Task goal.
Extract every line of the listing below and reproduce each one without any change.

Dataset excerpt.
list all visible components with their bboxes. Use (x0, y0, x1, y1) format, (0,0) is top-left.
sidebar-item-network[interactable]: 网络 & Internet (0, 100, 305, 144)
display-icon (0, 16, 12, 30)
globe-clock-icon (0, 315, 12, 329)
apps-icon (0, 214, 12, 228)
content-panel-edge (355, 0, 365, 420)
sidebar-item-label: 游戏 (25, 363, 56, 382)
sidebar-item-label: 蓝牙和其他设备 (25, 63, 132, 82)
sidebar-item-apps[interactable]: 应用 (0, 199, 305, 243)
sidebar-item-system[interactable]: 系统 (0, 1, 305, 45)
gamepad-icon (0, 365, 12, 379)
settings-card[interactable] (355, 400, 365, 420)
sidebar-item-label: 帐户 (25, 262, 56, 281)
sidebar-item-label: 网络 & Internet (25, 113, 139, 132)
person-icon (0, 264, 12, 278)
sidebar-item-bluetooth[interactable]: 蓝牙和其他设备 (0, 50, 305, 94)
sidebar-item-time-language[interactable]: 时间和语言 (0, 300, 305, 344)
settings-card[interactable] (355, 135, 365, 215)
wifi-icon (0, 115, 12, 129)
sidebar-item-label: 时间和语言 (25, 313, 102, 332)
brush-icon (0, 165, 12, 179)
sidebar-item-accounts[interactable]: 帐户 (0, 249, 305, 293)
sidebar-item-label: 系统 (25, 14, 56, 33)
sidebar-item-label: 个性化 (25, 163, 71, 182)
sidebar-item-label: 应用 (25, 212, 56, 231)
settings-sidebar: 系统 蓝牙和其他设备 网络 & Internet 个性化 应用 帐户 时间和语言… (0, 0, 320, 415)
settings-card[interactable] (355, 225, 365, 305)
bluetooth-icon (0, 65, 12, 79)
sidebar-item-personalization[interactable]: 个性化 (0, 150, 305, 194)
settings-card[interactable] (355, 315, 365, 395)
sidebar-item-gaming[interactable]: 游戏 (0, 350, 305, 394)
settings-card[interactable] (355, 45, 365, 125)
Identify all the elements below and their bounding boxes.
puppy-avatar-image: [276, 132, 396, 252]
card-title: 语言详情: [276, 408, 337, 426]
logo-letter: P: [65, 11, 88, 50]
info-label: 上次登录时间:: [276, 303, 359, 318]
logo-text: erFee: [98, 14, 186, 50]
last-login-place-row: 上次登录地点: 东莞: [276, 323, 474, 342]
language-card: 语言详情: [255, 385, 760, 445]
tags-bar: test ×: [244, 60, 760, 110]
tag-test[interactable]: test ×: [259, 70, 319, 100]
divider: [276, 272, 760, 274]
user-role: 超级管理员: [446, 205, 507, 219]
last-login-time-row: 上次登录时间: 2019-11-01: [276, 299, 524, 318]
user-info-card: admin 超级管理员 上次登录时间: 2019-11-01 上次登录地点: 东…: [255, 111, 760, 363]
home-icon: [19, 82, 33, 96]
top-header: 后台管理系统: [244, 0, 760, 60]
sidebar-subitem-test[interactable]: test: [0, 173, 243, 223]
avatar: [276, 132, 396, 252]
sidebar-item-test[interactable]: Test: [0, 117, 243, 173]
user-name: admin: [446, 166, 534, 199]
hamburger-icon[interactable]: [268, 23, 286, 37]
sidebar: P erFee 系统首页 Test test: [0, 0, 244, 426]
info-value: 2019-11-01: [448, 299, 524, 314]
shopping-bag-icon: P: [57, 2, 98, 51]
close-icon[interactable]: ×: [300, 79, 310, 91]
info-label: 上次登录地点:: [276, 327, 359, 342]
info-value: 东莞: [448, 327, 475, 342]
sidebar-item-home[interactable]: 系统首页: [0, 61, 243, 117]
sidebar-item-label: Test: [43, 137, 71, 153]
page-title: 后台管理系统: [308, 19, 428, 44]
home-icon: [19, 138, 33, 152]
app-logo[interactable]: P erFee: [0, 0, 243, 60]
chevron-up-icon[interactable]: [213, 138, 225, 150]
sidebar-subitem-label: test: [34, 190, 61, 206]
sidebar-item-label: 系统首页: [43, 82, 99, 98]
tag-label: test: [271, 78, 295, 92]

Task answer.
list all visible components with their bboxes. Use (x0, y0, x1, y1) format, (0,0) is top-left.
sidebar-item-network[interactable]: 网络 & Internet (0, 100, 305, 144)
display-icon (0, 16, 12, 30)
globe-clock-icon (0, 315, 12, 329)
apps-icon (0, 214, 12, 228)
content-panel-edge (355, 0, 365, 420)
sidebar-item-label: 游戏 (25, 363, 56, 382)
sidebar-item-label: 蓝牙和其他设备 (25, 63, 132, 82)
sidebar-item-apps[interactable]: 应用 (0, 199, 305, 243)
sidebar-item-system[interactable]: 系统 (0, 1, 305, 45)
gamepad-icon (0, 365, 12, 379)
settings-card[interactable] (355, 400, 365, 420)
sidebar-item-label: 帐户 (25, 262, 56, 281)
sidebar-item-label: 网络 & Internet (25, 113, 139, 132)
person-icon (0, 264, 12, 278)
sidebar-item-bluetooth[interactable]: 蓝牙和其他设备 (0, 50, 305, 94)
sidebar-item-time-language[interactable]: 时间和语言 (0, 300, 305, 344)
settings-card[interactable] (355, 135, 365, 215)
wifi-icon (0, 115, 12, 129)
sidebar-item-label: 时间和语言 (25, 313, 102, 332)
brush-icon (0, 165, 12, 179)
sidebar-item-accounts[interactable]: 帐户 (0, 249, 305, 293)
sidebar-item-label: 系统 (25, 14, 56, 33)
sidebar-item-label: 个性化 (25, 163, 71, 182)
sidebar-item-label: 应用 (25, 212, 56, 231)
settings-sidebar: 系统 蓝牙和其他设备 网络 & Internet 个性化 应用 帐户 时间和语言… (0, 0, 320, 415)
settings-card[interactable] (355, 225, 365, 305)
bluetooth-icon (0, 65, 12, 79)
sidebar-item-personalization[interactable]: 个性化 (0, 150, 305, 194)
settings-card[interactable] (355, 315, 365, 395)
sidebar-item-gaming[interactable]: 游戏 (0, 350, 305, 394)
settings-card[interactable] (355, 45, 365, 125)
Identify all the elements below and their bounding boxes.
puppy-avatar-image: [276, 132, 396, 252]
card-title: 语言详情: [276, 408, 337, 426]
logo-letter: P: [65, 11, 88, 50]
info-label: 上次登录时间:: [276, 303, 359, 318]
logo-text: erFee: [98, 14, 186, 50]
last-login-place-row: 上次登录地点: 东莞: [276, 323, 474, 342]
language-card: 语言详情: [255, 385, 760, 445]
tags-bar: test ×: [244, 60, 760, 110]
tag-test[interactable]: test ×: [259, 70, 319, 100]
divider: [276, 272, 760, 274]
user-role: 超级管理员: [446, 205, 507, 219]
last-login-time-row: 上次登录时间: 2019-11-01: [276, 299, 524, 318]
user-info-card: admin 超级管理员 上次登录时间: 2019-11-01 上次登录地点: 东…: [255, 111, 760, 363]
home-icon: [19, 82, 33, 96]
top-header: 后台管理系统: [244, 0, 760, 60]
sidebar-subitem-test[interactable]: test: [0, 173, 243, 223]
avatar: [276, 132, 396, 252]
sidebar-item-test[interactable]: Test: [0, 117, 243, 173]
user-name: admin: [446, 166, 534, 199]
hamburger-icon[interactable]: [268, 23, 286, 37]
sidebar: P erFee 系统首页 Test test: [0, 0, 244, 426]
info-value: 2019-11-01: [448, 299, 524, 314]
shopping-bag-icon: P: [57, 2, 98, 51]
close-icon[interactable]: ×: [300, 79, 310, 91]
info-label: 上次登录地点:: [276, 327, 359, 342]
info-value: 东莞: [448, 327, 475, 342]
sidebar-item-home[interactable]: 系统首页: [0, 61, 243, 117]
sidebar-item-label: Test: [43, 137, 71, 153]
page-title: 后台管理系统: [308, 19, 428, 44]
home-icon: [19, 138, 33, 152]
app-logo[interactable]: P erFee: [0, 0, 243, 60]
chevron-up-icon[interactable]: [213, 138, 225, 150]
sidebar-subitem-label: test: [34, 190, 61, 206]
sidebar-item-label: 系统首页: [43, 82, 99, 98]
tag-label: test: [271, 78, 295, 92]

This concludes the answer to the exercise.